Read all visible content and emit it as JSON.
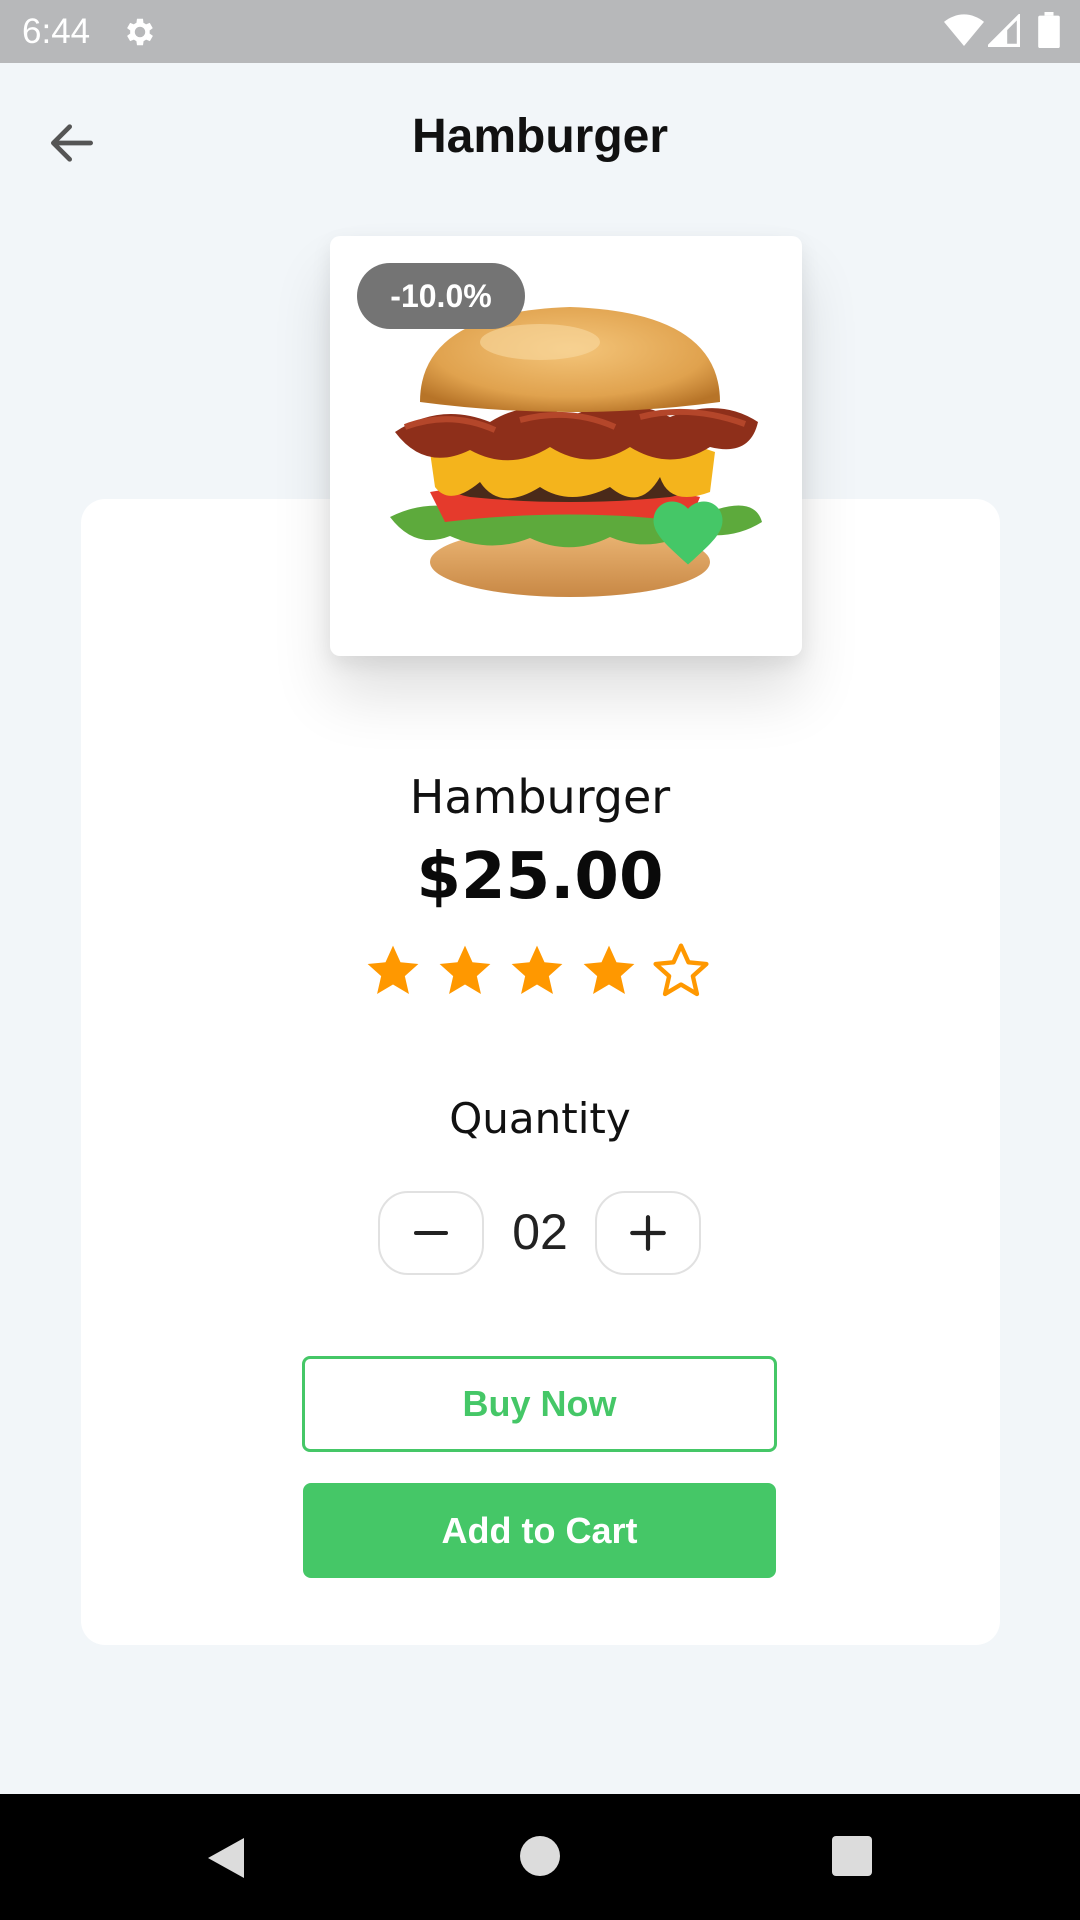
{
  "status_bar": {
    "time": "6:44",
    "icons": [
      "gear-icon",
      "wifi-icon",
      "signal-icon",
      "battery-icon"
    ]
  },
  "app_bar": {
    "title": "Hamburger",
    "back_icon": "arrow-left-icon"
  },
  "product": {
    "discount": "-10.0%",
    "name": "Hamburger",
    "price": "$25.00",
    "rating": 4,
    "rating_max": 5,
    "favorite": true,
    "favorite_color": "#45C767"
  },
  "quantity": {
    "label": "Quantity",
    "value": "02",
    "decrement_icon": "minus-icon",
    "increment_icon": "plus-icon"
  },
  "actions": {
    "buy_now": "Buy Now",
    "add_to_cart": "Add to Cart"
  },
  "colors": {
    "accent": "#45C767",
    "star": "#FF9800",
    "badge": "#747474",
    "background": "#F2F6F9"
  },
  "nav_bar": {
    "icons": [
      "nav-back-icon",
      "nav-home-icon",
      "nav-recents-icon"
    ]
  }
}
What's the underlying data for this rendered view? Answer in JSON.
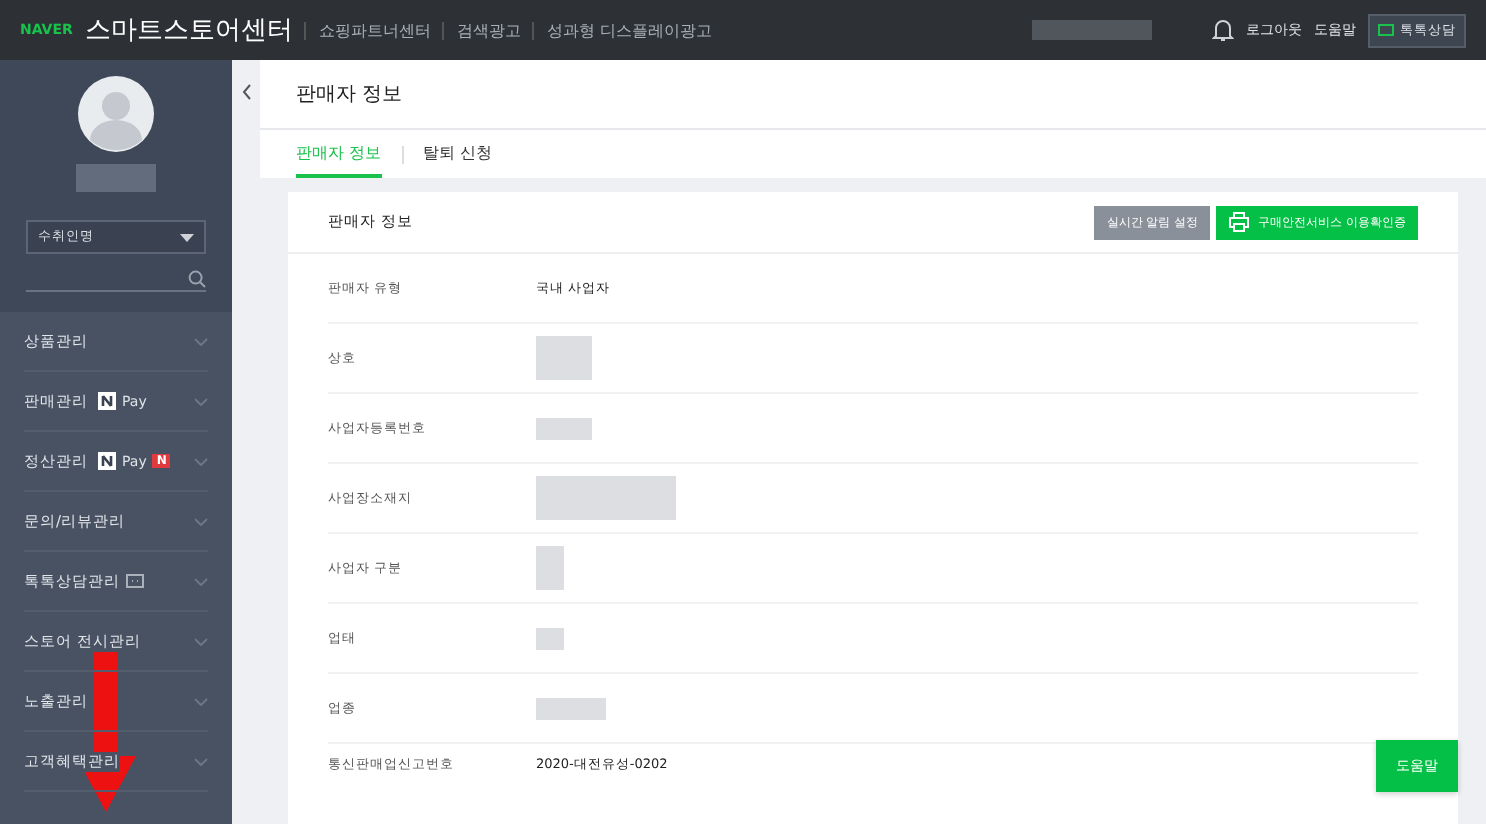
{
  "topbar": {
    "brand": "NAVER",
    "title": "스마트스토어센터",
    "links": [
      "쇼핑파트너센터",
      "검색광고",
      "성과형 디스플레이광고"
    ],
    "logout": "로그아웃",
    "help": "도움말",
    "talk_button": "톡톡상담"
  },
  "sidebar": {
    "store_select": "수취인명",
    "menu": [
      {
        "label": "상품관리"
      },
      {
        "label": "판매관리",
        "badges": [
          {
            "kind": "npay",
            "text": "Pay"
          }
        ]
      },
      {
        "label": "정산관리",
        "badges": [
          {
            "kind": "npay",
            "text": "Pay"
          },
          {
            "kind": "new",
            "text": "N"
          }
        ]
      },
      {
        "label": "문의/리뷰관리"
      },
      {
        "label": "톡톡상담관리",
        "badges": [
          {
            "kind": "chat"
          }
        ]
      },
      {
        "label": "스토어 전시관리"
      },
      {
        "label": "노출관리"
      },
      {
        "label": "고객혜택관리"
      }
    ]
  },
  "page": {
    "title": "판매자 정보",
    "tabs": [
      {
        "label": "판매자 정보",
        "selected": true
      },
      {
        "label": "탈퇴 신청",
        "selected": false
      }
    ]
  },
  "card": {
    "title": "판매자 정보",
    "buttons": [
      {
        "label": "실시간 알림 설정",
        "kind": "grey"
      },
      {
        "label": "구매안전서비스 이용확인증",
        "kind": "print"
      }
    ],
    "rows": [
      {
        "label": "판매자 유형",
        "value": "국내 사업자"
      },
      {
        "label": "상호"
      },
      {
        "label": "사업자등록번호"
      },
      {
        "label": "사업장소재지"
      },
      {
        "label": "사업자 구분"
      },
      {
        "label": "업태"
      },
      {
        "label": "업종"
      },
      {
        "label": "통신판매업신고번호",
        "value": "2020-대전유성-0202"
      }
    ]
  },
  "help_button": "도움말"
}
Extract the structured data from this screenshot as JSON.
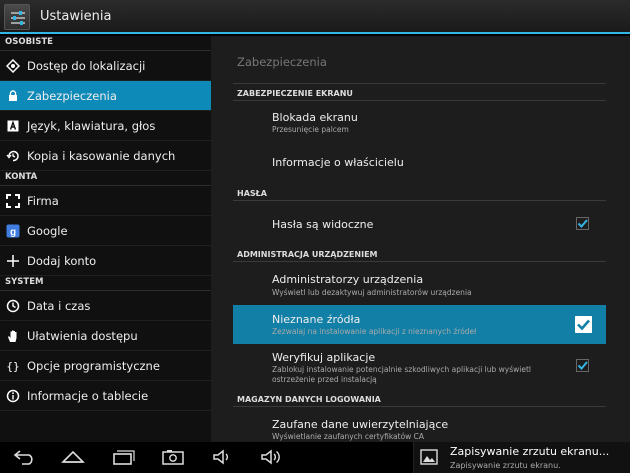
{
  "action_bar": {
    "title": "Ustawienia"
  },
  "left_panel": {
    "sections": [
      {
        "header": "OSOBISTE",
        "items": [
          {
            "label": "Dostęp do lokalizacji",
            "icon": "location-icon"
          },
          {
            "label": "Zabezpieczenia",
            "icon": "lock-icon",
            "selected": true
          },
          {
            "label": "Język, klawiatura, głos",
            "icon": "keyboard-icon"
          },
          {
            "label": "Kopia i kasowanie danych",
            "icon": "backup-icon"
          }
        ]
      },
      {
        "header": "KONTA",
        "items": [
          {
            "label": "Firma",
            "icon": "corporate-icon"
          },
          {
            "label": "Google",
            "icon": "google-icon"
          },
          {
            "label": "Dodaj konto",
            "icon": "add-icon"
          }
        ]
      },
      {
        "header": "SYSTEM",
        "items": [
          {
            "label": "Data i czas",
            "icon": "clock-icon"
          },
          {
            "label": "Ułatwienia dostępu",
            "icon": "hand-icon"
          },
          {
            "label": "Opcje programistyczne",
            "icon": "braces-icon"
          },
          {
            "label": "Informacje o tablecie",
            "icon": "info-icon"
          }
        ]
      }
    ]
  },
  "right_panel": {
    "title": "Zabezpieczenia",
    "sections": [
      {
        "header": "ZABEZPIECZENIE EKRANU",
        "rows": [
          {
            "title": "Blokada ekranu",
            "summary": "Przesunięcie palcem"
          },
          {
            "title": "Informacje o właścicielu"
          }
        ]
      },
      {
        "header": "HASŁA",
        "rows": [
          {
            "title": "Hasła są widoczne",
            "checked": true
          }
        ]
      },
      {
        "header": "ADMINISTRACJA URZĄDZENIEM",
        "rows": [
          {
            "title": "Administratorzy urządzenia",
            "summary": "Wyświetl lub dezaktywuj administratorów urządzenia"
          },
          {
            "title": "Nieznane źródła",
            "summary": "Zezwalaj na instalowanie aplikacji z nieznanych źródeł",
            "checked": true,
            "highlighted": true
          },
          {
            "title": "Weryfikuj aplikacje",
            "summary": "Zablokuj instalowanie potencjalnie szkodliwych aplikacji lub wyświetl ostrzeżenie przed instalacją",
            "checked": true
          }
        ]
      },
      {
        "header": "MAGAZYN DANYCH LOGOWANIA",
        "rows": [
          {
            "title": "Zaufane dane uwierzytelniające",
            "summary": "Wyświetlanie zaufanych certyfikatów CA"
          }
        ]
      }
    ]
  },
  "nav_bar": {
    "buttons": [
      "back-icon",
      "home-icon",
      "recents-icon",
      "screenshot-icon",
      "volume-down-icon",
      "volume-up-icon"
    ]
  },
  "notification": {
    "title": "Zapisywanie zrzutu ekranu...",
    "text": "Zapisywanie zrzutu ekranu."
  },
  "colors": {
    "accent": "#33b5e5",
    "selected": "#0e8ab8",
    "highlight": "#127fa6"
  }
}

### EXERCISE
All the lines above are to be given again exactly as they read, with the pictures removed.

### THE RESPONSE
Read all visible content and emit it as JSON.
{
  "status_bar": {
    "time": "6:44",
    "icons": [
      "gear-icon",
      "wifi-icon",
      "signal-icon",
      "battery-icon"
    ]
  },
  "app_bar": {
    "title": "Hamburger",
    "back_icon": "arrow-left-icon"
  },
  "product": {
    "discount": "-10.0%",
    "name": "Hamburger",
    "price": "$25.00",
    "rating": 4,
    "rating_max": 5,
    "favorite": true,
    "favorite_color": "#45C767"
  },
  "quantity": {
    "label": "Quantity",
    "value": "02",
    "decrement_icon": "minus-icon",
    "increment_icon": "plus-icon"
  },
  "actions": {
    "buy_now": "Buy Now",
    "add_to_cart": "Add to Cart"
  },
  "colors": {
    "accent": "#45C767",
    "star": "#FF9800",
    "badge": "#747474",
    "background": "#F2F6F9"
  },
  "nav_bar": {
    "icons": [
      "nav-back-icon",
      "nav-home-icon",
      "nav-recents-icon"
    ]
  }
}
What's the underlying data for this rendered view? Answer in JSON.
{
  "topbar": {
    "brand": "NAVER",
    "title": "스마트스토어센터",
    "links": [
      "쇼핑파트너센터",
      "검색광고",
      "성과형 디스플레이광고"
    ],
    "logout": "로그아웃",
    "help": "도움말",
    "talk_button": "톡톡상담"
  },
  "sidebar": {
    "store_select": "수취인명",
    "menu": [
      {
        "label": "상품관리"
      },
      {
        "label": "판매관리",
        "badges": [
          {
            "kind": "npay",
            "text": "Pay"
          }
        ]
      },
      {
        "label": "정산관리",
        "badges": [
          {
            "kind": "npay",
            "text": "Pay"
          },
          {
            "kind": "new",
            "text": "N"
          }
        ]
      },
      {
        "label": "문의/리뷰관리"
      },
      {
        "label": "톡톡상담관리",
        "badges": [
          {
            "kind": "chat"
          }
        ]
      },
      {
        "label": "스토어 전시관리"
      },
      {
        "label": "노출관리"
      },
      {
        "label": "고객혜택관리"
      }
    ]
  },
  "page": {
    "title": "판매자 정보",
    "tabs": [
      {
        "label": "판매자 정보",
        "selected": true
      },
      {
        "label": "탈퇴 신청",
        "selected": false
      }
    ]
  },
  "card": {
    "title": "판매자 정보",
    "buttons": [
      {
        "label": "실시간 알림 설정",
        "kind": "grey"
      },
      {
        "label": "구매안전서비스 이용확인증",
        "kind": "print"
      }
    ],
    "rows": [
      {
        "label": "판매자 유형",
        "value": "국내 사업자"
      },
      {
        "label": "상호"
      },
      {
        "label": "사업자등록번호"
      },
      {
        "label": "사업장소재지"
      },
      {
        "label": "사업자 구분"
      },
      {
        "label": "업태"
      },
      {
        "label": "업종"
      },
      {
        "label": "통신판매업신고번호",
        "value": "2020-대전유성-0202"
      }
    ]
  },
  "help_button": "도움말"
}
Extract the structured data from this screenshot as JSON.
{
  "action_bar": {
    "title": "Ustawienia"
  },
  "left_panel": {
    "sections": [
      {
        "header": "OSOBISTE",
        "items": [
          {
            "label": "Dostęp do lokalizacji",
            "icon": "location-icon"
          },
          {
            "label": "Zabezpieczenia",
            "icon": "lock-icon",
            "selected": true
          },
          {
            "label": "Język, klawiatura, głos",
            "icon": "keyboard-icon"
          },
          {
            "label": "Kopia i kasowanie danych",
            "icon": "backup-icon"
          }
        ]
      },
      {
        "header": "KONTA",
        "items": [
          {
            "label": "Firma",
            "icon": "corporate-icon"
          },
          {
            "label": "Google",
            "icon": "google-icon"
          },
          {
            "label": "Dodaj konto",
            "icon": "add-icon"
          }
        ]
      },
      {
        "header": "SYSTEM",
        "items": [
          {
            "label": "Data i czas",
            "icon": "clock-icon"
          },
          {
            "label": "Ułatwienia dostępu",
            "icon": "hand-icon"
          },
          {
            "label": "Opcje programistyczne",
            "icon": "braces-icon"
          },
          {
            "label": "Informacje o tablecie",
            "icon": "info-icon"
          }
        ]
      }
    ]
  },
  "right_panel": {
    "title": "Zabezpieczenia",
    "sections": [
      {
        "header": "ZABEZPIECZENIE EKRANU",
        "rows": [
          {
            "title": "Blokada ekranu",
            "summary": "Przesunięcie palcem"
          },
          {
            "title": "Informacje o właścicielu"
          }
        ]
      },
      {
        "header": "HASŁA",
        "rows": [
          {
            "title": "Hasła są widoczne",
            "checked": true
          }
        ]
      },
      {
        "header": "ADMINISTRACJA URZĄDZENIEM",
        "rows": [
          {
            "title": "Administratorzy urządzenia",
            "summary": "Wyświetl lub dezaktywuj administratorów urządzenia"
          },
          {
            "title": "Nieznane źródła",
            "summary": "Zezwalaj na instalowanie aplikacji z nieznanych źródeł",
            "checked": true,
            "highlighted": true
          },
          {
            "title": "Weryfikuj aplikacje",
            "summary": "Zablokuj instalowanie potencjalnie szkodliwych aplikacji lub wyświetl ostrzeżenie przed instalacją",
            "checked": true
          }
        ]
      },
      {
        "header": "MAGAZYN DANYCH LOGOWANIA",
        "rows": [
          {
            "title": "Zaufane dane uwierzytelniające",
            "summary": "Wyświetlanie zaufanych certyfikatów CA"
          }
        ]
      }
    ]
  },
  "nav_bar": {
    "buttons": [
      "back-icon",
      "home-icon",
      "recents-icon",
      "screenshot-icon",
      "volume-down-icon",
      "volume-up-icon"
    ]
  },
  "notification": {
    "title": "Zapisywanie zrzutu ekranu...",
    "text": "Zapisywanie zrzutu ekranu."
  },
  "colors": {
    "accent": "#33b5e5",
    "selected": "#0e8ab8",
    "highlight": "#127fa6"
  }
}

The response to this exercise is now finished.